DATASET EXCERPTS -
* * *

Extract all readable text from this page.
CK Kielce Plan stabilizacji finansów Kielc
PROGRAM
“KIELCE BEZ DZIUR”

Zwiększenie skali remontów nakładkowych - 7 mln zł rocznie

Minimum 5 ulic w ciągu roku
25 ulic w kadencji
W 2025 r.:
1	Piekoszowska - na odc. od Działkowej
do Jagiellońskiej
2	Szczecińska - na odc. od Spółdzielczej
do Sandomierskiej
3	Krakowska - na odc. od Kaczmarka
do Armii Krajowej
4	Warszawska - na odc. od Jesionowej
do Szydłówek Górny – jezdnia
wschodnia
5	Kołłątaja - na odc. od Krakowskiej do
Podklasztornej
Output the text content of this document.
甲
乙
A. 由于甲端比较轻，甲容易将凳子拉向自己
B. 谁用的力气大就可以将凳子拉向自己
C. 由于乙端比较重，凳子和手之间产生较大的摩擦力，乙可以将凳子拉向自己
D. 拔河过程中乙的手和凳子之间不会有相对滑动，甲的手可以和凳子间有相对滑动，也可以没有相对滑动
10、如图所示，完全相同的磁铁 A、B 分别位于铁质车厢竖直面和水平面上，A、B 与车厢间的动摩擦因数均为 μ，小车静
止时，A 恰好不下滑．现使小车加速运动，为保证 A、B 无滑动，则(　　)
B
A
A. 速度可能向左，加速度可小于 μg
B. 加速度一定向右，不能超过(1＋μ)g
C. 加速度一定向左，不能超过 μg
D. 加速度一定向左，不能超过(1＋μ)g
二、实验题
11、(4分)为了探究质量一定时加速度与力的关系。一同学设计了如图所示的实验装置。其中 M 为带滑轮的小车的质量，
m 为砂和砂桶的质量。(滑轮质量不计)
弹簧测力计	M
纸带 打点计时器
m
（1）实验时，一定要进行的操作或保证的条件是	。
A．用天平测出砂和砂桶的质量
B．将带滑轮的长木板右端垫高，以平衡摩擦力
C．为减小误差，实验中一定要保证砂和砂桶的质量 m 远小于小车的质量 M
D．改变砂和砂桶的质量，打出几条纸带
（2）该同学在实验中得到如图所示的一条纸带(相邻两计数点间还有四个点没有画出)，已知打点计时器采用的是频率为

* * *

INSTRUCTIONS FOR THE TASK -
Reproduce the material above, every line of it, exactly.

CORRECT RESPONSE -
Extract all readable text from this page.
CK Kielce Plan stabilizacji finansów Kielc
PROGRAM
“KIELCE BEZ DZIUR”

Zwiększenie skali remontów nakładkowych - 7 mln zł rocznie

Minimum 5 ulic w ciągu roku
25 ulic w kadencji
W 2025 r.:
1	Piekoszowska - na odc. od Działkowej
do Jagiellońskiej
2	Szczecińska - na odc. od Spółdzielczej
do Sandomierskiej
3	Krakowska - na odc. od Kaczmarka
do Armii Krajowej
4	Warszawska - na odc. od Jesionowej
do Szydłówek Górny – jezdnia
wschodnia
5	Kołłątaja - na odc. od Krakowskiej do
Podklasztornej
Output the text content of this document.
甲
乙
A. 由于甲端比较轻，甲容易将凳子拉向自己
B. 谁用的力气大就可以将凳子拉向自己
C. 由于乙端比较重，凳子和手之间产生较大的摩擦力，乙可以将凳子拉向自己
D. 拔河过程中乙的手和凳子之间不会有相对滑动，甲的手可以和凳子间有相对滑动，也可以没有相对滑动
10、如图所示，完全相同的磁铁 A、B 分别位于铁质车厢竖直面和水平面上，A、B 与车厢间的动摩擦因数均为 μ，小车静
止时，A 恰好不下滑．现使小车加速运动，为保证 A、B 无滑动，则(　　)
B
A
A. 速度可能向左，加速度可小于 μg
B. 加速度一定向右，不能超过(1＋μ)g
C. 加速度一定向左，不能超过 μg
D. 加速度一定向左，不能超过(1＋μ)g
二、实验题
11、(4分)为了探究质量一定时加速度与力的关系。一同学设计了如图所示的实验装置。其中 M 为带滑轮的小车的质量，
m 为砂和砂桶的质量。(滑轮质量不计)
弹簧测力计	M
纸带 打点计时器
m
（1）实验时，一定要进行的操作或保证的条件是	。
A．用天平测出砂和砂桶的质量
B．将带滑轮的长木板右端垫高，以平衡摩擦力
C．为减小误差，实验中一定要保证砂和砂桶的质量 m 远小于小车的质量 M
D．改变砂和砂桶的质量，打出几条纸带
（2）该同学在实验中得到如图所示的一条纸带(相邻两计数点间还有四个点没有画出)，已知打点计时器采用的是频率为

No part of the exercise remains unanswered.